**GOAL**
Transcribe all of the material exactly, except for its pictures.

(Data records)
◆ ◆ ◆

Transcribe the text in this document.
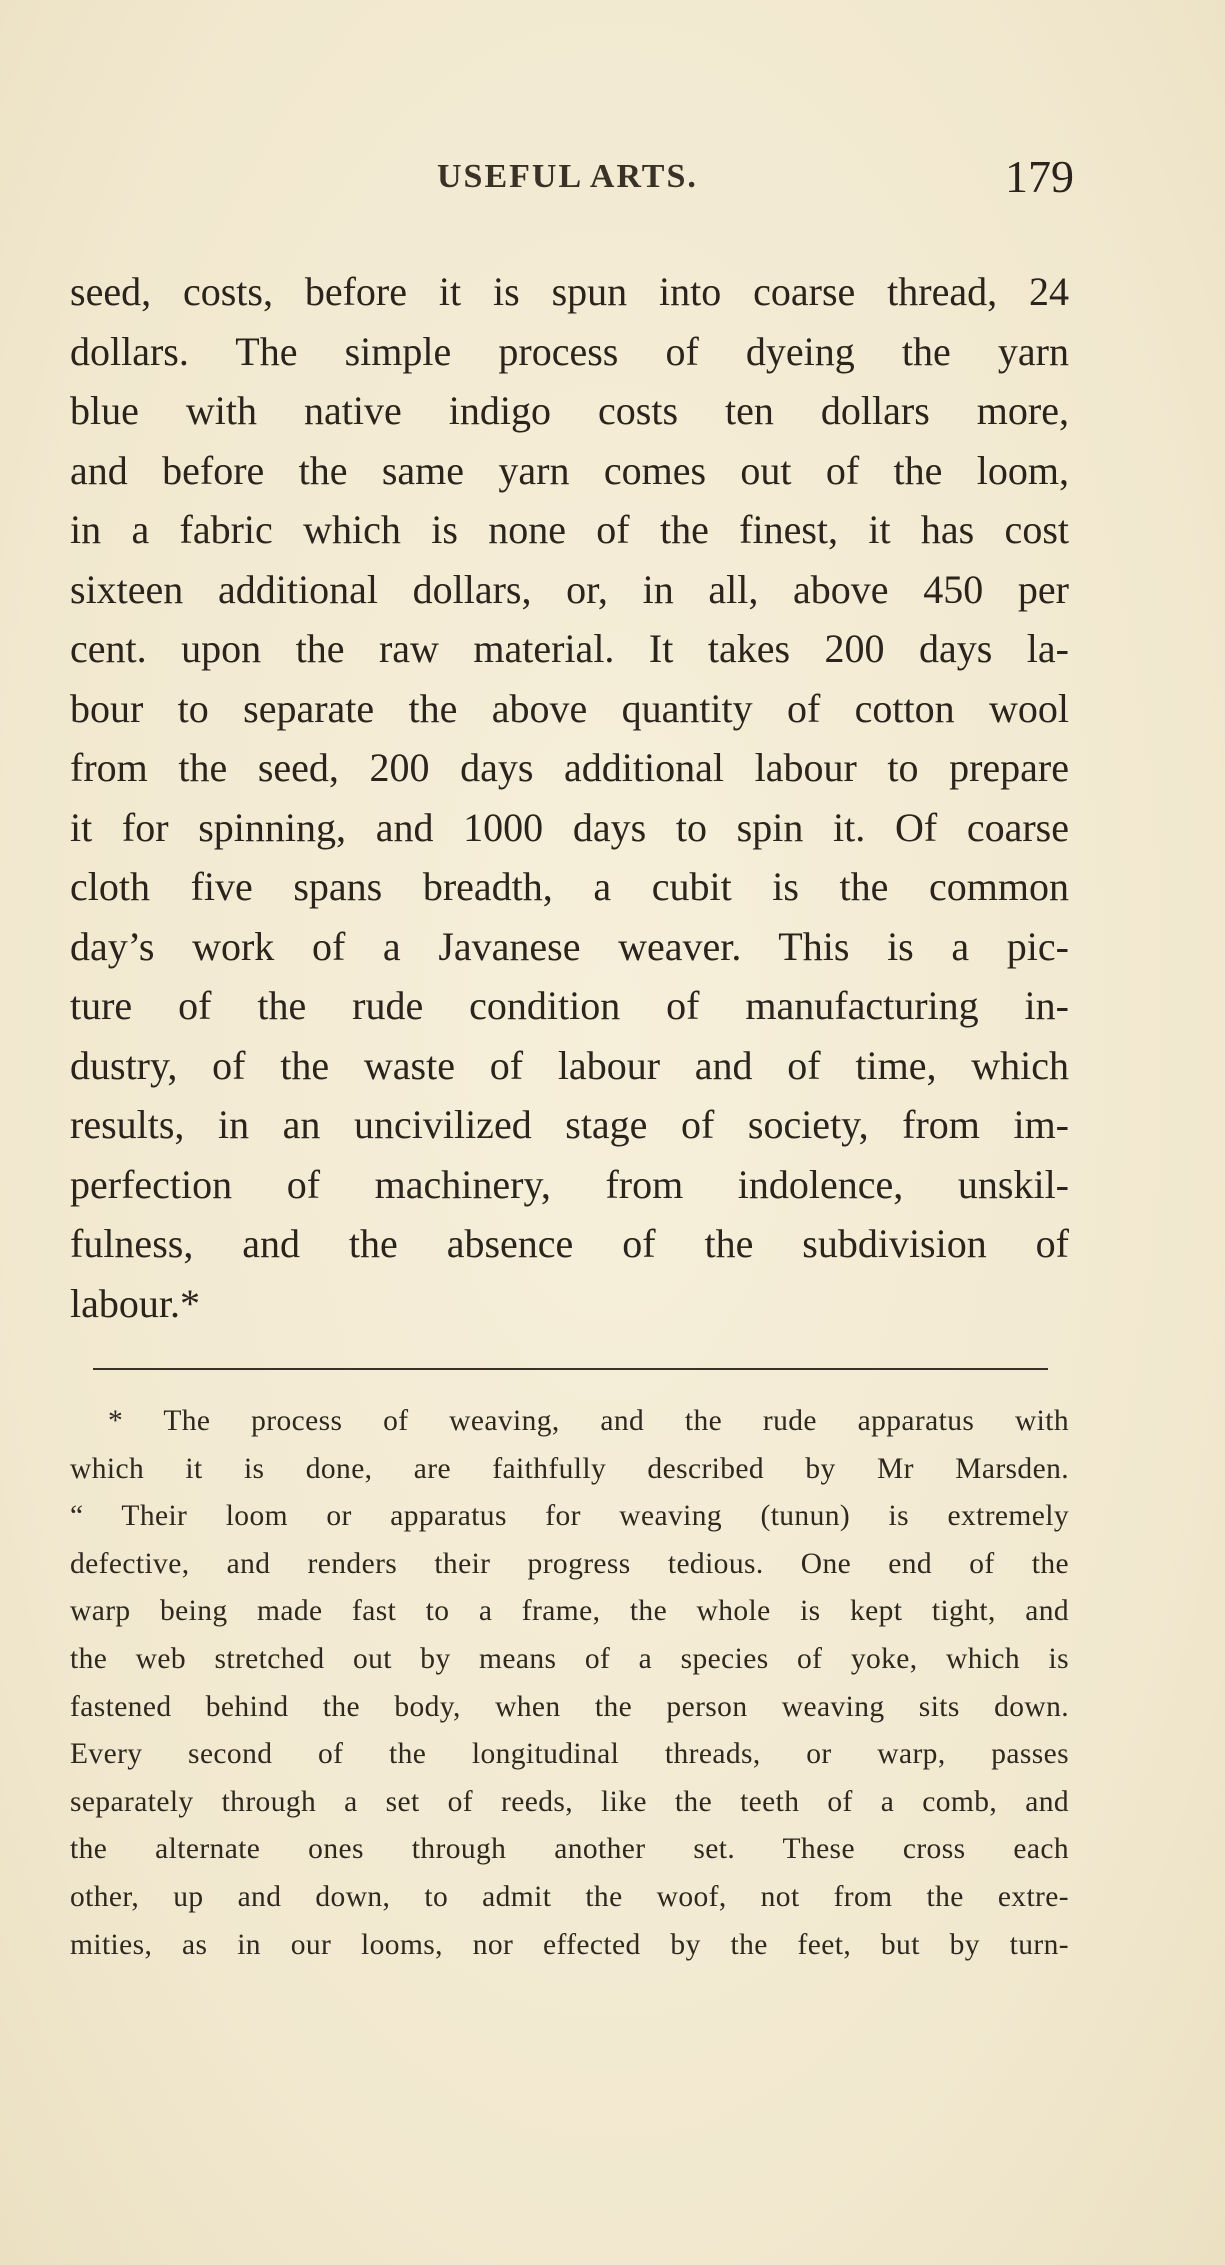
USEFUL ARTS.	179
seed, costs, before it is spun into coarse thread, 24
dollars. The simple process of dyeing the yarn
blue with native indigo costs ten dollars more,
and before the same yarn comes out of the loom,
in a fabric which is none of the finest, it has cost
sixteen additional dollars, or, in all, above 450 per
cent. upon the raw material. It takes 200 days la-
bour to separate the above quantity of cotton wool
from the seed, 200 days additional labour to prepare
it for spinning, and 1000 days to spin it. Of coarse
cloth five spans breadth, a cubit is the common
day’s work of a Javanese weaver. This is a pic-
ture of the rude condition of manufacturing in-
dustry, of the waste of labour and of time, which
results, in an uncivilized stage of society, from im-
perfection of machinery, from indolence, unskil-
fulness, and the absence of the subdivision of
labour.*
* The process of weaving, and the rude apparatus with
which it is done, are faithfully described by Mr Marsden.
“ Their loom or apparatus for weaving (tunun) is extremely
defective, and renders their progress tedious. One end of the
warp being made fast to a frame, the whole is kept tight, and
the web stretched out by means of a species of yoke, which is
fastened behind the body, when the person weaving sits down.
Every second of the longitudinal threads, or warp, passes
separately through a set of reeds, like the teeth of a comb, and
the alternate ones through another set. These cross each
other, up and down, to admit the woof, not from the extre-
mities, as in our looms, nor effected by the feet, but by turn-
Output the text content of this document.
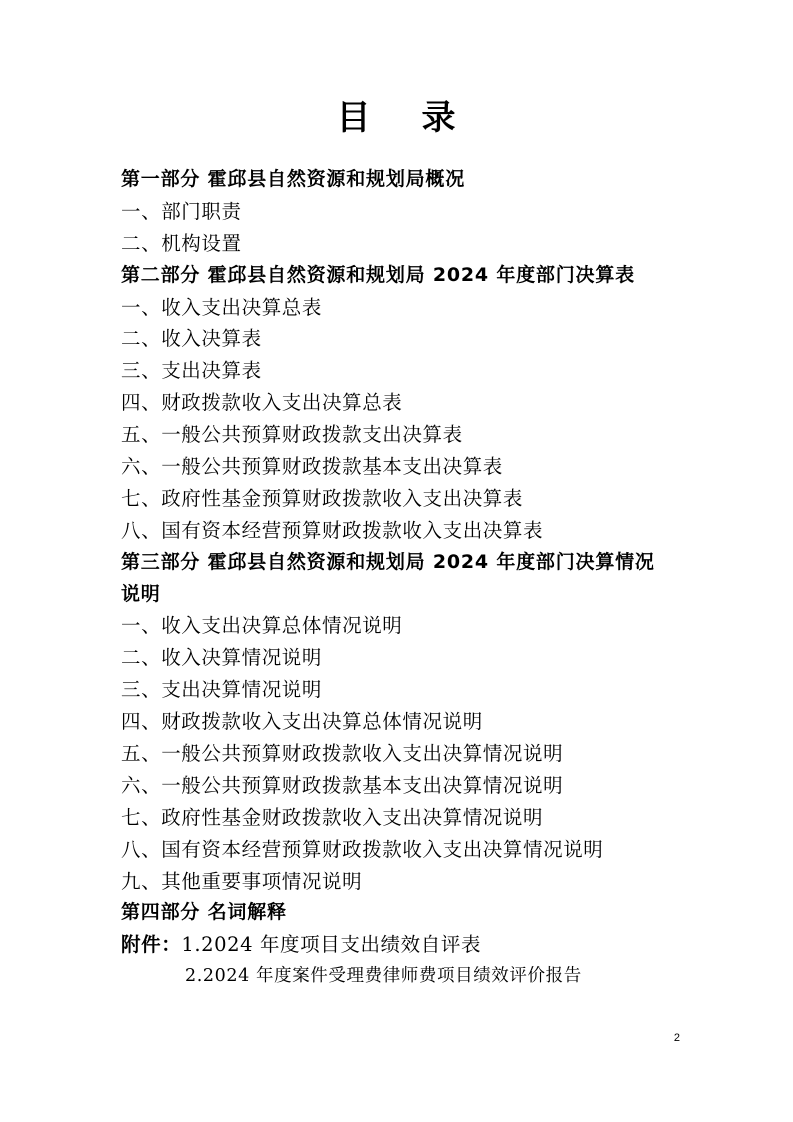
目 录
第一部分 霍邱县自然资源和规划局概况
一、部门职责
二、机构设置
第二部分 霍邱县自然资源和规划局 2024 年度部门决算表
一、收入支出决算总表
二、收入决算表
三、支出决算表
四、财政拨款收入支出决算总表
五、一般公共预算财政拨款支出决算表
六、一般公共预算财政拨款基本支出决算表
七、政府性基金预算财政拨款收入支出决算表
八、国有资本经营预算财政拨款收入支出决算表
第三部分 霍邱县自然资源和规划局 2024 年度部门决算情况
说明
一、收入支出决算总体情况说明
二、收入决算情况说明
三、支出决算情况说明
四、财政拨款收入支出决算总体情况说明
五、一般公共预算财政拨款收入支出决算情况说明
六、一般公共预算财政拨款基本支出决算情况说明
七、政府性基金财政拨款收入支出决算情况说明
八、国有资本经营预算财政拨款收入支出决算情况说明
九、其他重要事项情况说明
第四部分 名词解释
附件：1.2024 年度项目支出绩效自评表
2.2024 年度案件受理费律师费项目绩效评价报告
2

◆ ◆ ◆

**SOLUTION TO THIS EXERCISE**
Transcribe the text in this document.
USEFUL ARTS.	179
seed, costs, before it is spun into coarse thread, 24
dollars. The simple process of dyeing the yarn
blue with native indigo costs ten dollars more,
and before the same yarn comes out of the loom,
in a fabric which is none of the finest, it has cost
sixteen additional dollars, or, in all, above 450 per
cent. upon the raw material. It takes 200 days la-
bour to separate the above quantity of cotton wool
from the seed, 200 days additional labour to prepare
it for spinning, and 1000 days to spin it. Of coarse
cloth five spans breadth, a cubit is the common
day’s work of a Javanese weaver. This is a pic-
ture of the rude condition of manufacturing in-
dustry, of the waste of labour and of time, which
results, in an uncivilized stage of society, from im-
perfection of machinery, from indolence, unskil-
fulness, and the absence of the subdivision of
labour.*
* The process of weaving, and the rude apparatus with
which it is done, are faithfully described by Mr Marsden.
“ Their loom or apparatus for weaving (tunun) is extremely
defective, and renders their progress tedious. One end of the
warp being made fast to a frame, the whole is kept tight, and
the web stretched out by means of a species of yoke, which is
fastened behind the body, when the person weaving sits down.
Every second of the longitudinal threads, or warp, passes
separately through a set of reeds, like the teeth of a comb, and
the alternate ones through another set. These cross each
other, up and down, to admit the woof, not from the extre-
mities, as in our looms, nor effected by the feet, but by turn-
Output the text content of this document.
目 录
第一部分 霍邱县自然资源和规划局概况
一、部门职责
二、机构设置
第二部分 霍邱县自然资源和规划局 2024 年度部门决算表
一、收入支出决算总表
二、收入决算表
三、支出决算表
四、财政拨款收入支出决算总表
五、一般公共预算财政拨款支出决算表
六、一般公共预算财政拨款基本支出决算表
七、政府性基金预算财政拨款收入支出决算表
八、国有资本经营预算财政拨款收入支出决算表
第三部分 霍邱县自然资源和规划局 2024 年度部门决算情况
说明
一、收入支出决算总体情况说明
二、收入决算情况说明
三、支出决算情况说明
四、财政拨款收入支出决算总体情况说明
五、一般公共预算财政拨款收入支出决算情况说明
六、一般公共预算财政拨款基本支出决算情况说明
七、政府性基金财政拨款收入支出决算情况说明
八、国有资本经营预算财政拨款收入支出决算情况说明
九、其他重要事项情况说明
第四部分 名词解释
附件：1.2024 年度项目支出绩效自评表
2.2024 年度案件受理费律师费项目绩效评价报告
2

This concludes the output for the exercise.